** PROVIDED TEXT follows **

ResearchGate recently notified me that I had reached a milestone: my research items had reached 1,000 reads. Ignoring for a moment the awkwardness of “research items,” which we can, I think, chalk up to ResearchGate making it possible to publish a variety of materials, I want to think about what “reads” means here, because in the age of citometrics et alum these kinds of quantifications may eventually play more of a role than any of us might wish.
As a member of a department personnel committee, I recently enjoyed reviewing the work of three terrific junior faculty members, all of whom I will note here deserve to be tenured and promoted without delay. All three offered not only impressive vitas and compelling portfolios of materials for personnel committee members to peruse, but also had very polished slide decks, each of which featured various composite scores of semesterly SEIs (Student Evaluation of Instruction). All three are smart enough to know that SEIs are biased in a variety of well-documented ways and, when they consist of 7 fairly subjective questions, offer little of statistical significance. They are also smart enough to know that the same institutions that don’t invest in faculty also tend to think things like SEIs are acceptable forms of assessment and even development. (The kind of professional development I have in mind would not only include funding for travel to conferences but also funding a teaching resource center staffed by people with a real focus on educating college-aged students as well as funding of teaching pairs and training for faculty on how to be better assessors of their own, and their colleagues’, approaches to teaching.)
So add up some scores, calculate an average, and include that in graphic on a slide. Put another way, it doesn’t matter how meaningful, or meaningless, the number is, so long as it is a number.

** End of PROVIDED TEXT **

EXERCISE 1
Decide whether each statement below agrees with the passage on academic metrics. Answer yes or no for each, and quote the deciding words from the passage.
(a) The writer's research items on ResearchGate had reached 1,000 reads.
(b) The writer believes the three junior faculty members should wait before being tenured and promoted.
(c) The slide decks of the three faculty members featured composite scores of semesterly SEIs.
EXERCISE 2
Continue the passage on academic metrics from the point where it stops.

** MATERIAL SHOWN follows **

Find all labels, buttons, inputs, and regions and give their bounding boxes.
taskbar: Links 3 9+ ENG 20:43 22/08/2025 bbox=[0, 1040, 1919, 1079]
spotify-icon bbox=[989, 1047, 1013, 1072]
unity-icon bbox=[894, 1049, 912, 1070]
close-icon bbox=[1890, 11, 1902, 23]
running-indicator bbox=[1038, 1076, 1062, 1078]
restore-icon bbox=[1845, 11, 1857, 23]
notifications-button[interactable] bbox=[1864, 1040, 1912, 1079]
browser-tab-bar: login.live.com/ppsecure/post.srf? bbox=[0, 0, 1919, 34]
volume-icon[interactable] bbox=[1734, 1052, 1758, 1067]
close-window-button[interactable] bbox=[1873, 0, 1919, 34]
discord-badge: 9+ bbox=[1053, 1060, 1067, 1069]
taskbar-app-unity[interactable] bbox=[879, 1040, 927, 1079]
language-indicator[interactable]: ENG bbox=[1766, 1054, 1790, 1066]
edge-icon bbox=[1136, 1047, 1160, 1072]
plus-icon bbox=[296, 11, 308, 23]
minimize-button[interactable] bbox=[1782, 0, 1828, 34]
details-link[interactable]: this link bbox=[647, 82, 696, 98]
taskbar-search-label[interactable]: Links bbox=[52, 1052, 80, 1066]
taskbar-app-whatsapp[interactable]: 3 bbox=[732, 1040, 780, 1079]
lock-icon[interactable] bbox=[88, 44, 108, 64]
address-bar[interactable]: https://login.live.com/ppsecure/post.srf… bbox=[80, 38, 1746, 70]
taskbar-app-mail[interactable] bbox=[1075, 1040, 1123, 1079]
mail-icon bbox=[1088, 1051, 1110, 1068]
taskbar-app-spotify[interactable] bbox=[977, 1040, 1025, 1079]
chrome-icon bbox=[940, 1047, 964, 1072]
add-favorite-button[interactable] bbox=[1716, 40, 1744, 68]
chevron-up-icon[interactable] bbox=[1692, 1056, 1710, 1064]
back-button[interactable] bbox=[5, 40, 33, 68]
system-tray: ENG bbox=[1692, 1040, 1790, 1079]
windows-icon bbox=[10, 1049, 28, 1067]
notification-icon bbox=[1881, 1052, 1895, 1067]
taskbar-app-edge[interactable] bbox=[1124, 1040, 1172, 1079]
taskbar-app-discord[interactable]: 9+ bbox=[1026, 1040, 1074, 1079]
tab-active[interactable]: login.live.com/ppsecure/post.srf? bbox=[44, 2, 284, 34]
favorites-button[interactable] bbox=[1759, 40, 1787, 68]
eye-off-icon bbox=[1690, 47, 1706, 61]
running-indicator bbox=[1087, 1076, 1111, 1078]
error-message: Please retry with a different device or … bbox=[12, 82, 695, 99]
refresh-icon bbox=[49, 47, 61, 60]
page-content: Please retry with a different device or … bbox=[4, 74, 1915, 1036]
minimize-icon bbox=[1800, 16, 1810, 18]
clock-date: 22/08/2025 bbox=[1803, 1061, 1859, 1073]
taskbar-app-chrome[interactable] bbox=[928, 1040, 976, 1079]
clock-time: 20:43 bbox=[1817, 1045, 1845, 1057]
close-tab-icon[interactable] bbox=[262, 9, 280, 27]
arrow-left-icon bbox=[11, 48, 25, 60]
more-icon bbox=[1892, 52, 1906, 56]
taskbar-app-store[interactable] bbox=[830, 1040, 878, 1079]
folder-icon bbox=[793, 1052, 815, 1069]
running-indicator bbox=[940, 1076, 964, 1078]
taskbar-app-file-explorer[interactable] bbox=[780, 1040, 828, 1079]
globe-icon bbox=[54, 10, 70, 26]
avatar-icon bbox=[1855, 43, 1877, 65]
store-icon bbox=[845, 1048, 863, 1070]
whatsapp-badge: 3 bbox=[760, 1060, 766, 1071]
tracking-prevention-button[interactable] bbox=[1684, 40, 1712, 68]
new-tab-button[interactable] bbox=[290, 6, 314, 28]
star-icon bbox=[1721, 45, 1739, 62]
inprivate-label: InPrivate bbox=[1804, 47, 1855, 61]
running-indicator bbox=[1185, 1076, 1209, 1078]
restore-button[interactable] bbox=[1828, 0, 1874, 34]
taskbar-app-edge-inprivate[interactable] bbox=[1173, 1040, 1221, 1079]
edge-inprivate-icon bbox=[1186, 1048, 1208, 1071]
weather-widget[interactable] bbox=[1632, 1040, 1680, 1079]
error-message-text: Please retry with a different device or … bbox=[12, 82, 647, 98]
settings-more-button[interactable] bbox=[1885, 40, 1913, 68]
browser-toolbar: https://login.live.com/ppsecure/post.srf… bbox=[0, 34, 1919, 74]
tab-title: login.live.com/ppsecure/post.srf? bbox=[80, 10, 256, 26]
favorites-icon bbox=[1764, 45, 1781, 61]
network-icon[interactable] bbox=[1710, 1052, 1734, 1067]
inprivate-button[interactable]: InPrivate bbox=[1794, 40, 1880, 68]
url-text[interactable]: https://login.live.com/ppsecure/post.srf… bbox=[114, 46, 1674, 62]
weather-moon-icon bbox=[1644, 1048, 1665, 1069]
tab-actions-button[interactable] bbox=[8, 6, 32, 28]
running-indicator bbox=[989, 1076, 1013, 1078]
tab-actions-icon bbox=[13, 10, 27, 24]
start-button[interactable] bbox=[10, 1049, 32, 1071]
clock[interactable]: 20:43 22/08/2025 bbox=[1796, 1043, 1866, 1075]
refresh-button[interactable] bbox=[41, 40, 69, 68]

** End of MATERIAL SHOWN **

FINAL ANSWER 1
(a) Yes: "my research items had reached 1,000 reads"
(b) No: "deserve to be tenured and promoted without delay"
(c) Yes: "each of which featured various composite scores of semesterly SEIs"

FINAL ANSWER 2
And that probably reveals my attitude toward a milestone like 1000 reads, because … is it? Is it really 1000 reads? Or is it 1000 downloads? Or 1000 views of a page from which you could download the text, which is how Academia.edu seems to work. (More on that later.)
Google Scholar seems to hew to the more conventional approach to counting things by counting only citations. However it is not entirely clear how they are arriving at those counts: is it only from materials also deposited in/with Google Scholar? I ask because, to be honest, the portfolio of my materials with Google Scholar is not complete. Nor is it complete with ResearchGate nor Academia.edu. Perhaps worse: the make-up of the portfolio on each is different, with Google Scholar having older materials, Academia having more conventionally humanities materials, and ResearchGate getting more computational materials.
In all honesty, there was no principled division of materials because I have never been quite sure which one was worth investing the effort to upload everything, and, really, my goal was to put everything in a GitHub repository. (I’m still working on this.)
In a better world, researchers could post their open access, or otherwise being made accessible, materials in a repository of their choosing and then these sites/services would simply index things there. That has not happened and it’s my guess that that is not going to happen. Academia wants you eventually to invest in a premium membership, like LinkedIn, and Google simply wants to keep you in the GooglePlex. ResearchGate seems to be able to remain in the “if you get enough users the money question will answer itself” phase. Their “About Us” pages hints at perhaps eventually rolling out a job search service or … something.
In the mean time, we got numbers. And I guess you could put them in a slide deck. Or an annual performance evaluation. Or something!